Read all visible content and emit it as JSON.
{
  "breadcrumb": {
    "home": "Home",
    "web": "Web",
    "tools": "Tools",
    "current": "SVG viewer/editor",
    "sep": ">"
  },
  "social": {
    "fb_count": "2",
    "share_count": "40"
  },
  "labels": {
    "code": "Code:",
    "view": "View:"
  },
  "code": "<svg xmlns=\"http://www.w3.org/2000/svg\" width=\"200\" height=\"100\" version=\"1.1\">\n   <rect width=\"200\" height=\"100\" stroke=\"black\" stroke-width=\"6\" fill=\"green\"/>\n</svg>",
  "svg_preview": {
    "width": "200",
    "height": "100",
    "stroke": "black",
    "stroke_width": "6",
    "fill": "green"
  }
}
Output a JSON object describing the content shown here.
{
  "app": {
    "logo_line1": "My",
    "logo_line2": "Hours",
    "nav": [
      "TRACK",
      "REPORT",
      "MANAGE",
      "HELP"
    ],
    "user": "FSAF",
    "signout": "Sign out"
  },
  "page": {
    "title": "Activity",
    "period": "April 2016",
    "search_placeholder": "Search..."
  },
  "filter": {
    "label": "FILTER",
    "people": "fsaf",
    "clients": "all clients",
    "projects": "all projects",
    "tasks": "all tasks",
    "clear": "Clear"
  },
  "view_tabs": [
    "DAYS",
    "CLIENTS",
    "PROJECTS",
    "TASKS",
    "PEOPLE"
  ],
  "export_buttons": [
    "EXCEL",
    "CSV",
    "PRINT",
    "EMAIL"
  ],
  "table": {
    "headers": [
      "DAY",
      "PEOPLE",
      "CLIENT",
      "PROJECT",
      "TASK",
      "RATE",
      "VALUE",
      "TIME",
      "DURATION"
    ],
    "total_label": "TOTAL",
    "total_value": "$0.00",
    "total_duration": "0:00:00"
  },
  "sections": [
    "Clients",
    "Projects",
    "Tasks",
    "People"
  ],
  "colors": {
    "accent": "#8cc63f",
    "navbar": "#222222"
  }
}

________

_WHAT THE EXERCISE ASKS_
Each line from the one containing "Output a JSON" to the end of the records should be echoed exactly, and no other line.

_WRITTEN SOLUTION_
Output a JSON object describing the content shown here.
{
  "app": {
    "logo_line1": "My",
    "logo_line2": "Hours",
    "nav": [
      "TRACK",
      "REPORT",
      "MANAGE",
      "HELP"
    ],
    "user": "FSAF",
    "signout": "Sign out"
  },
  "page": {
    "title": "Activity",
    "period": "April 2016",
    "search_placeholder": "Search..."
  },
  "filter": {
    "label": "FILTER",
    "people": "fsaf",
    "clients": "all clients",
    "projects": "all projects",
    "tasks": "all tasks",
    "clear": "Clear"
  },
  "view_tabs": [
    "DAYS",
    "CLIENTS",
    "PROJECTS",
    "TASKS",
    "PEOPLE"
  ],
  "export_buttons": [
    "EXCEL",
    "CSV",
    "PRINT",
    "EMAIL"
  ],
  "table": {
    "headers": [
      "DAY",
      "PEOPLE",
      "CLIENT",
      "PROJECT",
      "TASK",
      "RATE",
      "VALUE",
      "TIME",
      "DURATION"
    ],
    "total_label": "TOTAL",
    "total_value": "$0.00",
    "total_duration": "0:00:00"
  },
  "sections": [
    "Clients",
    "Projects",
    "Tasks",
    "People"
  ],
  "colors": {
    "accent": "#8cc63f",
    "navbar": "#222222"
  }
}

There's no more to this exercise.